=== TO BE DONE ===
Check every line below for the string "pulg³", and copy the lines that contain it.

-- start RECORDS TO PROCESS --

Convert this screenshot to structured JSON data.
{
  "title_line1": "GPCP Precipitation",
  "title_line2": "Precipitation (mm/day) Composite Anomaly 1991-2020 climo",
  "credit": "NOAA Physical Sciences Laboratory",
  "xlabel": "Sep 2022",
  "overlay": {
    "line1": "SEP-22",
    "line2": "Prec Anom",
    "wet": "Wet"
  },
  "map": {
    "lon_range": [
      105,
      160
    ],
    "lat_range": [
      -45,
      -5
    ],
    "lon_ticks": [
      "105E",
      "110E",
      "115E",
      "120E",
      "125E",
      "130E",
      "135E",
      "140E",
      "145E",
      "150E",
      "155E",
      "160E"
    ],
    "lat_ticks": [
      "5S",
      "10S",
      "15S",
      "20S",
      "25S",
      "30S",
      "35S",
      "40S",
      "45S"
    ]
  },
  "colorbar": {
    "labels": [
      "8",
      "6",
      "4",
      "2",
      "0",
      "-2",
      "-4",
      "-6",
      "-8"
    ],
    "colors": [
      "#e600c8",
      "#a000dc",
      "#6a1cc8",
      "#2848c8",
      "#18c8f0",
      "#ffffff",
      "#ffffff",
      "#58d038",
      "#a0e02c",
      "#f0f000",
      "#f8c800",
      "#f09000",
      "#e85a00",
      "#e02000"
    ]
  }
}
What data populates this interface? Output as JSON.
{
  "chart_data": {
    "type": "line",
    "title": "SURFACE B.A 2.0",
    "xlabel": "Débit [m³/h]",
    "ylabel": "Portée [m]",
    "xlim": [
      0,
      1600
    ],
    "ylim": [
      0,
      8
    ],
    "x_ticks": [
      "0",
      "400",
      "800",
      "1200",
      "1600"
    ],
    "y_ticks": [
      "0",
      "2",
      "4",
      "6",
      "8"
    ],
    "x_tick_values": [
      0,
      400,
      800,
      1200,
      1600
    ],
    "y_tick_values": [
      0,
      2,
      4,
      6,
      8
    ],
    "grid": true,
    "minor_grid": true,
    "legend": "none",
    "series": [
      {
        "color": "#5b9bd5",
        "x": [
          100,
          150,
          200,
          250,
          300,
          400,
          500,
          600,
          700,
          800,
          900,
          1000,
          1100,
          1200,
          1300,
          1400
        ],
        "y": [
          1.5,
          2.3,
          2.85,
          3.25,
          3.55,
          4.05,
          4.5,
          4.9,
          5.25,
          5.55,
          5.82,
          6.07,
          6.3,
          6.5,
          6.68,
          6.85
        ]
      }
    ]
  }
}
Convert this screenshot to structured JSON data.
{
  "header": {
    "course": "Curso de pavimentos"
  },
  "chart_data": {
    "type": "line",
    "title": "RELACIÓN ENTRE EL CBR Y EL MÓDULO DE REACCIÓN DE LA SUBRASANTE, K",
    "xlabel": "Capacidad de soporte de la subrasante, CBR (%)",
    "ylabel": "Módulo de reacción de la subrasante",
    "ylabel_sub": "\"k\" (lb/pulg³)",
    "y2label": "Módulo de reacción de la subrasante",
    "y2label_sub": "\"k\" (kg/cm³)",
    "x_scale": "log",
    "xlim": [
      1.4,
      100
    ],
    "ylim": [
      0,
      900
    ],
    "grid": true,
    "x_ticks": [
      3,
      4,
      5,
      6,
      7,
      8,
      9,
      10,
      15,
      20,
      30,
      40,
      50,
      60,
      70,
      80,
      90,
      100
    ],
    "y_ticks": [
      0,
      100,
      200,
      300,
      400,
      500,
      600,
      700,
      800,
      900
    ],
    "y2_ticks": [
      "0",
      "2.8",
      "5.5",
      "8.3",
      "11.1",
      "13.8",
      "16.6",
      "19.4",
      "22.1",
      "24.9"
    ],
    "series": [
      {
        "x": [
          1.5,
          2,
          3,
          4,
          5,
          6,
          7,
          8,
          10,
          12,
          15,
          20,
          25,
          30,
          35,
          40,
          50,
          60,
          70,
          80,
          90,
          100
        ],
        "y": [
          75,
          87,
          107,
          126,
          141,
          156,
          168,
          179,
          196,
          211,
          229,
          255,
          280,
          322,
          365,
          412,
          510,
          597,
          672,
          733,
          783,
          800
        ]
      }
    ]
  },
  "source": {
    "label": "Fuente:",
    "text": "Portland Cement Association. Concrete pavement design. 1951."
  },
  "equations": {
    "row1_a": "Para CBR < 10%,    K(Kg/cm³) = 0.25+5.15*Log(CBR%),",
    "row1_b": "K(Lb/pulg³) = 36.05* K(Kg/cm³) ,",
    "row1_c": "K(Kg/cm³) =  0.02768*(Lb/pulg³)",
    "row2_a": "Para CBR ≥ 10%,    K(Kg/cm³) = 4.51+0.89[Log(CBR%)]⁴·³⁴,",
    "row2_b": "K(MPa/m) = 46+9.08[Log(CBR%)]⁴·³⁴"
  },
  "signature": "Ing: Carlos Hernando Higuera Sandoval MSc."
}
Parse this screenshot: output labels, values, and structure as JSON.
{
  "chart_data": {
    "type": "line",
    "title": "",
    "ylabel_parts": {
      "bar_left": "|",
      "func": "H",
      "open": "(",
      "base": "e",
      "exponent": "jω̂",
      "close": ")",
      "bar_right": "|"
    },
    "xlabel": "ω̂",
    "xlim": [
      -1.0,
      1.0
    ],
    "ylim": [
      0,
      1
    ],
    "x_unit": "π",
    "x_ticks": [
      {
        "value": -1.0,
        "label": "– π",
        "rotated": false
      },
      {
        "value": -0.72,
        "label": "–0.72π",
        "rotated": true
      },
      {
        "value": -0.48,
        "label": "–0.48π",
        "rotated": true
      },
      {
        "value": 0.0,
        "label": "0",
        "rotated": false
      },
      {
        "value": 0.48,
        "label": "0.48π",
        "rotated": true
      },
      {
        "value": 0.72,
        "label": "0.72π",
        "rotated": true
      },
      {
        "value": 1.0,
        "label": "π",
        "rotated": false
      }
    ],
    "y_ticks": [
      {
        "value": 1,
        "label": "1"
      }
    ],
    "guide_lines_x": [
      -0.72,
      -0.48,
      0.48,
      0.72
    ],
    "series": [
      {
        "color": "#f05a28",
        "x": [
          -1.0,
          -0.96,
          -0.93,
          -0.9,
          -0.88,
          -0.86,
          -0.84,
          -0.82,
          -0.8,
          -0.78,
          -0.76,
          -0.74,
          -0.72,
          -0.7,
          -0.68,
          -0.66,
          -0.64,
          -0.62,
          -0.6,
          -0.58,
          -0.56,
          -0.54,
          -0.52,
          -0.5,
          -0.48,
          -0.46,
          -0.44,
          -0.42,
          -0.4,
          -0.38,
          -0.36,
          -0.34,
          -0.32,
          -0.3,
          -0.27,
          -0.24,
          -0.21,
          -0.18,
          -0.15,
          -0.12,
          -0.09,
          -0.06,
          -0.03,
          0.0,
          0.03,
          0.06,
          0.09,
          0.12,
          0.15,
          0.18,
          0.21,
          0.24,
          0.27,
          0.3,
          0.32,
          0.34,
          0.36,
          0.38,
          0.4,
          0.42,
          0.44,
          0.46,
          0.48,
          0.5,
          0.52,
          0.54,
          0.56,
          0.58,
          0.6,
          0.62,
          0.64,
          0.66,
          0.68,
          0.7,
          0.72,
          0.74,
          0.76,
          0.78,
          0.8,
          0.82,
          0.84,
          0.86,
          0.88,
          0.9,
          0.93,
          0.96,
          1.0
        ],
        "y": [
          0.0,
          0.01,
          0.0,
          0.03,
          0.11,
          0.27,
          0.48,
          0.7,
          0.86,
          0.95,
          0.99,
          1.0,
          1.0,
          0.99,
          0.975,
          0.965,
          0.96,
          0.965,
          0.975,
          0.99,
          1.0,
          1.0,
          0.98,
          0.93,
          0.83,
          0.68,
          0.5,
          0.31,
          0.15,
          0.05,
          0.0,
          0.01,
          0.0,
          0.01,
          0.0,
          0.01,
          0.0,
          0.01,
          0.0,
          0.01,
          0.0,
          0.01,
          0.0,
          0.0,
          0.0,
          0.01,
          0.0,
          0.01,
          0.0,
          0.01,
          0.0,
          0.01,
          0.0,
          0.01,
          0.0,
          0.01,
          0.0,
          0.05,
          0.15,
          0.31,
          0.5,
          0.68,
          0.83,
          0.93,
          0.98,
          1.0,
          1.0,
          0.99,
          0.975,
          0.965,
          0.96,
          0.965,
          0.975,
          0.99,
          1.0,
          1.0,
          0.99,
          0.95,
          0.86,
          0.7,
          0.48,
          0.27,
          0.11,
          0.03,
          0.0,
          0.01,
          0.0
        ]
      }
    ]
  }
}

-- end RECORDS TO PROCESS --

=== PROBLEM SOLUTION ===
    "ylabel_sub": "\"k\" (lb/pulg³)",
    "row1_b": "K(Lb/pulg³) = 36.05* K(Kg/cm³) ,",
    "row1_c": "K(Kg/cm³) =  0.02768*(Lb/pulg³)",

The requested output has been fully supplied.